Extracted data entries

_ _ _ _ _ _ _

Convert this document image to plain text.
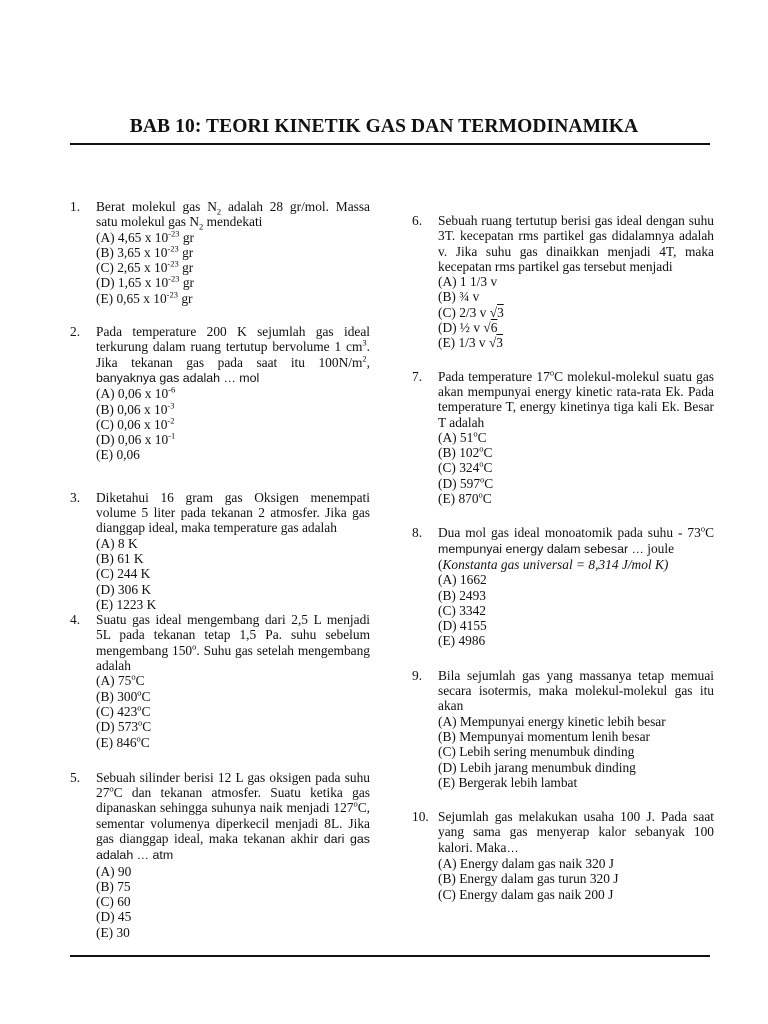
BAB 10: TEORI KINETIK GAS DAN TERMODINAMIKA
1. Berat molekul gas $N_2$ adalah 28 gr/mol. Massa satu molekul gas $N_2$ mendekati
(A) 4,65 x $10^{-23}$ gr
(B) 3,65 x $10^{-23}$ gr
(C) 2,65 x $10^{-23}$ gr
(D) 1,65 x $10^{-23}$ gr
(E) 0,65 x $10^{-23}$ gr
2. Pada temperature 200 K sejumlah gas ideal terkurung dalam ruang tertutup bervolume 1 $cm^3$. Jika tekanan gas pada saat itu $100N/m^2$, banyaknya gas adalah … mol
(A) 0,06 x $10^{-6}$
(B) 0,06 x $10^{-3}$
(C) 0,06 x $10^{-2}$
(D) 0,06 x $10^{-1}$
(E) 0,06
3. Diketahui 16 gram gas Oksigen menempati volume 5 liter pada tekanan 2 atmosfer. Jika gas dianggap ideal, maka temperature gas adalah
(A) 8 K
(B) 61 K
(C) 244 K
(D) 306 K
(E) 1223 K
4. Suatu gas ideal mengembang dari 2,5 L menjadi 5L pada tekanan tetap 1,5 Pa. suhu sebelum mengembang 150$^o$. Suhu gas setelah mengembang adalah
(A) 75$^o$C
(B) 300$^o$C
(C) 423$^o$C
(D) 573$^o$C
(E) 846$^o$C
5. Sebuah silinder berisi 12 L gas oksigen pada suhu 27$^o$C dan tekanan atmosfer. Suatu ketika gas dipanaskan sehingga suhunya naik menjadi 127$^o$C, sementar volumenya diperkecil menjadi 8L. Jika gas dianggap ideal, maka tekanan akhir dari gas adalah … atm
(A) 90
(B) 75
(C) 60
(D) 45
(E) 30
6. Sebuah ruang tertutup berisi gas ideal dengan suhu 3T. kecepatan rms partikel gas didalamnya adalah v. Jika suhu gas dinaikkan menjadi 4T, maka kecepatan rms partikel gas tersebut menjadi
(A) 1 1/3 v
(B) ¾ v
(C) 2/3 v √3
(D) ½ v √6
(E) 1/3 v √3
7. Pada temperature 17$^o$C molekul-molekul suatu gas akan mempunyai energy kinetic rata-rata Ek. Pada temperature T, energy kinetinya tiga kali Ek. Besar T adalah
(A) 51$^o$C
(B) 102$^o$C
(C) 324$^o$C
(D) 597$^o$C
(E) 870$^o$C
8. Dua mol gas ideal monoatomik pada suhu - 73$^o$C mempunyai energy dalam sebesar … joule
(Konstanta gas universal = 8,314 J/mol K)
(A) 1662
(B) 2493
(C) 3342
(D) 4155
(E) 4986
9. Bila sejumlah gas yang massanya tetap memuai secara isotermis, maka molekul-molekul gas itu akan
(A) Mempunyai energy kinetic lebih besar
(B) Mempunyai momentum lenih besar
(C) Lebih sering menumbuk dinding
(D) Lebih jarang menumbuk dinding
(E) Bergerak lebih lambat
10. Sejumlah gas melakukan usaha 100 J. Pada saat yang sama gas menyerap kalor sebanyak 100 kalori. Maka…
(A) Energy dalam gas naik 320 J
(B) Energy dalam gas turun 320 J
(C) Energy dalam gas naik 200 J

_ _ _ _ _ _ _

▶ TO DO
Copy each line of the records precisely and drop any images they hold.

▶ REPLY TO THE TASK
Convert this document image to plain text.
BAB 10: TEORI KINETIK GAS DAN TERMODINAMIKA
1. Berat molekul gas $N_2$ adalah 28 gr/mol. Massa satu molekul gas $N_2$ mendekati
(A) 4,65 x $10^{-23}$ gr
(B) 3,65 x $10^{-23}$ gr
(C) 2,65 x $10^{-23}$ gr
(D) 1,65 x $10^{-23}$ gr
(E) 0,65 x $10^{-23}$ gr
2. Pada temperature 200 K sejumlah gas ideal terkurung dalam ruang tertutup bervolume 1 $cm^3$. Jika tekanan gas pada saat itu $100N/m^2$, banyaknya gas adalah … mol
(A) 0,06 x $10^{-6}$
(B) 0,06 x $10^{-3}$
(C) 0,06 x $10^{-2}$
(D) 0,06 x $10^{-1}$
(E) 0,06
3. Diketahui 16 gram gas Oksigen menempati volume 5 liter pada tekanan 2 atmosfer. Jika gas dianggap ideal, maka temperature gas adalah
(A) 8 K
(B) 61 K
(C) 244 K
(D) 306 K
(E) 1223 K
4. Suatu gas ideal mengembang dari 2,5 L menjadi 5L pada tekanan tetap 1,5 Pa. suhu sebelum mengembang 150$^o$. Suhu gas setelah mengembang adalah
(A) 75$^o$C
(B) 300$^o$C
(C) 423$^o$C
(D) 573$^o$C
(E) 846$^o$C
5. Sebuah silinder berisi 12 L gas oksigen pada suhu 27$^o$C dan tekanan atmosfer. Suatu ketika gas dipanaskan sehingga suhunya naik menjadi 127$^o$C, sementar volumenya diperkecil menjadi 8L. Jika gas dianggap ideal, maka tekanan akhir dari gas adalah … atm
(A) 90
(B) 75
(C) 60
(D) 45
(E) 30
6. Sebuah ruang tertutup berisi gas ideal dengan suhu 3T. kecepatan rms partikel gas didalamnya adalah v. Jika suhu gas dinaikkan menjadi 4T, maka kecepatan rms partikel gas tersebut menjadi
(A) 1 1/3 v
(B) ¾ v
(C) 2/3 v √3
(D) ½ v √6
(E) 1/3 v √3
7. Pada temperature 17$^o$C molekul-molekul suatu gas akan mempunyai energy kinetic rata-rata Ek. Pada temperature T, energy kinetinya tiga kali Ek. Besar T adalah
(A) 51$^o$C
(B) 102$^o$C
(C) 324$^o$C
(D) 597$^o$C
(E) 870$^o$C
8. Dua mol gas ideal monoatomik pada suhu - 73$^o$C mempunyai energy dalam sebesar … joule
(Konstanta gas universal = 8,314 J/mol K)
(A) 1662
(B) 2493
(C) 3342
(D) 4155
(E) 4986
9. Bila sejumlah gas yang massanya tetap memuai secara isotermis, maka molekul-molekul gas itu akan
(A) Mempunyai energy kinetic lebih besar
(B) Mempunyai momentum lenih besar
(C) Lebih sering menumbuk dinding
(D) Lebih jarang menumbuk dinding
(E) Bergerak lebih lambat
10. Sejumlah gas melakukan usaha 100 J. Pada saat yang sama gas menyerap kalor sebanyak 100 kalori. Maka…
(A) Energy dalam gas naik 320 J
(B) Energy dalam gas turun 320 J
(C) Energy dalam gas naik 200 J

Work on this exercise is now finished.